■ **STATED EXERCISE**: Please copy the entries below word for word.

Records excerpted from a collection:
--- Start ---

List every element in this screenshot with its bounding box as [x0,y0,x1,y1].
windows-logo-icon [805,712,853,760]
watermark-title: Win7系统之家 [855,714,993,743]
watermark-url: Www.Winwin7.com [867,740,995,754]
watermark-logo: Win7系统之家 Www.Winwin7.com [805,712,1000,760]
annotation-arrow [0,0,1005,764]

--- End ---

■ **ANSWER TO THE EXERCISE**:
List every element in this screenshot with its bounding box as [x0,y0,x1,y1].
windows-logo-icon [805,712,853,760]
watermark-title: Win7系统之家 [855,714,993,743]
watermark-url: Www.Winwin7.com [867,740,995,754]
watermark-logo: Win7系统之家 Www.Winwin7.com [805,712,1000,760]
annotation-arrow [0,0,1005,764]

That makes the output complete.